Selected passage:
Absence and Trace: The Dematerialized Image in Contemporary Art Absence and Trace explores the evocative power of what is not visible – especially elements intentionally omitted by artists – to still have an impact on an individual’s experience with art. The exhibition focuses on works in various mediums created by five American artists within the past 50 years: Polly Apfelbaum (b. 1955), Josiah McElheny (b. 1966), Marsha Goldberg (b. 1957), Ed Ruscha (b. 1937), and Lynton Wells (b. 1940). They are accompanied by Eugène Atget’s (1857-1927) photographs of Paris, a city in transition. He documented the quickly vanishing architecture and decorative flourishes of Old Paris, replaced by a strange new landscape of the modern city, devoid of human activity. The disquieting emptiness of the streets, exemplified by his views of the Montmartre neighborhood and modern shop windows populated by mannequins, poeticizes the city by drawing attention to the people who are missing from the scene.

Task statement:
Reproduce the exhibition description word for word.

Record extracts:
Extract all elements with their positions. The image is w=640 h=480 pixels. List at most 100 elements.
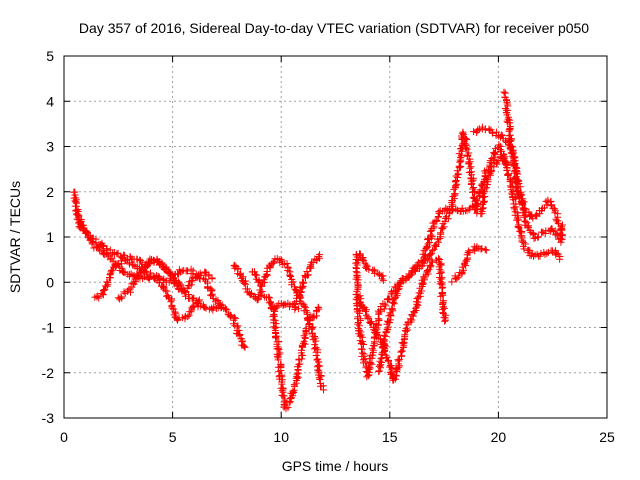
data-point-group [354, 324, 368, 360]
y-tick-label: 5 [46, 48, 54, 64]
data-point-group [514, 221, 529, 248]
series-track-g [259, 255, 327, 394]
data-point-group [146, 255, 164, 268]
data-point-group [296, 271, 312, 296]
x-tick-label: 0 [60, 429, 68, 445]
data-point-group [289, 301, 302, 313]
data-point-group [418, 258, 436, 287]
series-track-j [352, 128, 481, 381]
data-point-group [70, 188, 82, 215]
series-track-f [261, 293, 323, 413]
series-track-h [291, 251, 324, 311]
data-point-group [153, 272, 171, 300]
data-point-group [507, 142, 522, 195]
data-point-group [556, 221, 567, 246]
data-point-group [490, 143, 502, 159]
data-point-group [374, 295, 393, 317]
x-tick-label: 20 [491, 429, 507, 445]
data-point-group [90, 242, 114, 263]
series-track-e [230, 261, 266, 304]
data-point-group [189, 270, 209, 283]
data-point-group [489, 128, 505, 141]
series-track-m [375, 141, 564, 376]
data-point-group [261, 293, 275, 307]
data-point-group [428, 254, 442, 264]
x-tick-label: 10 [273, 429, 289, 445]
data-point-group [448, 269, 464, 286]
series-track-l [354, 254, 450, 384]
data-point-group [380, 298, 398, 340]
data-point-group [110, 257, 125, 271]
data-point-group [103, 266, 117, 287]
data-point-group [500, 88, 512, 114]
data-point-group [412, 280, 427, 312]
y-tick-label: -2 [42, 365, 55, 381]
data-point-group [419, 224, 438, 265]
data-point-group [477, 174, 492, 218]
data-point-group [434, 223, 448, 246]
data-point-group [290, 342, 307, 396]
data-point-group [313, 362, 327, 394]
data-point-group [439, 298, 450, 325]
data-point-group [309, 333, 323, 366]
series-track-n [448, 243, 490, 286]
data-point-group [311, 251, 324, 264]
series-track-k [356, 250, 387, 284]
series-track-p [500, 88, 567, 246]
data-point-group [91, 292, 103, 302]
data-point-group [478, 123, 496, 137]
y-tick-label: 3 [46, 139, 54, 155]
y-axis-label: SDTVAR / TECUs [7, 181, 23, 293]
data-point-group [376, 270, 387, 284]
chart-title: Day 357 of 2016, Sidereal Day-to-day VTE… [79, 20, 589, 36]
data-point-group [230, 261, 245, 279]
data-point-group [402, 307, 420, 332]
series-track-i [267, 299, 302, 313]
data-point-group [309, 303, 323, 321]
data-point-group [352, 287, 364, 330]
data-point-group [500, 150, 511, 172]
data-point-group [455, 129, 467, 170]
y-tick-label: -3 [42, 410, 55, 426]
y-tick-label: 2 [46, 184, 54, 200]
data-point-group [463, 152, 477, 184]
data-point-group [396, 270, 415, 286]
data-point-group [458, 254, 472, 278]
data-point-group [352, 250, 362, 293]
data-point-group [201, 268, 216, 283]
series-track-q [477, 150, 511, 218]
data-point-group [364, 314, 381, 338]
data-point-group [273, 255, 287, 268]
data-point-group [280, 387, 297, 413]
y-tick-label: 0 [46, 274, 54, 290]
data-point-group [397, 326, 411, 360]
data-point-group [248, 268, 266, 290]
data-point-group [170, 266, 186, 283]
data-point-group [303, 308, 317, 340]
data-point-group [363, 264, 382, 277]
data-point-group [259, 264, 271, 287]
data-point-group [221, 305, 235, 321]
data-point-group [450, 162, 464, 198]
data-point-group [537, 248, 551, 258]
data-point-group [364, 348, 377, 380]
series-track-d [114, 255, 249, 351]
x-tick-label: 25 [599, 429, 615, 445]
x-axis: 0 5 10 15 20 25 [60, 56, 615, 445]
data-point-group [202, 277, 220, 304]
data-point-group [514, 188, 530, 226]
y-tick-label: 4 [46, 93, 54, 109]
y-tick-label: 1 [46, 229, 54, 245]
data-point-group [76, 220, 97, 248]
data-point-group [551, 247, 564, 263]
data-point-group [281, 260, 296, 286]
data-point-group [389, 352, 405, 384]
grid [64, 56, 607, 418]
data-point-group [526, 249, 544, 260]
x-axis-label: GPS time / hours [282, 458, 389, 474]
x-tick-label: 5 [169, 429, 177, 445]
data-point-group [189, 296, 203, 310]
data-point-group [303, 258, 317, 279]
data-point-group [459, 128, 473, 159]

Full output:
Absence and Trace: The Dematerialized Image in Contemporary Art Absence and Trace explores the evocative power of what is not visible – especially elements intentionally omitted by artists – to still have an impact on an individual’s experience with art. The exhibition focuses on works in various mediums created by five American artists within the past 50 years: Polly Apfelbaum (b. 1955), Josiah McElheny (b. 1966), Marsha Goldberg (b. 1957), Ed Ruscha (b. 1937), and Lynton Wells (b. 1940). They are accompanied by Eugène Atget’s (1857-1927) photographs of Paris, a city in transition. He documented the quickly vanishing architecture and decorative flourishes of Old Paris, replaced by a strange new landscape of the modern city, devoid of human activity. The disquieting emptiness of the streets, exemplified by his views of the Montmartre neighborhood and modern shop windows populated by mannequins, poeticizes the city by drawing attention to the people who are missing from the scene.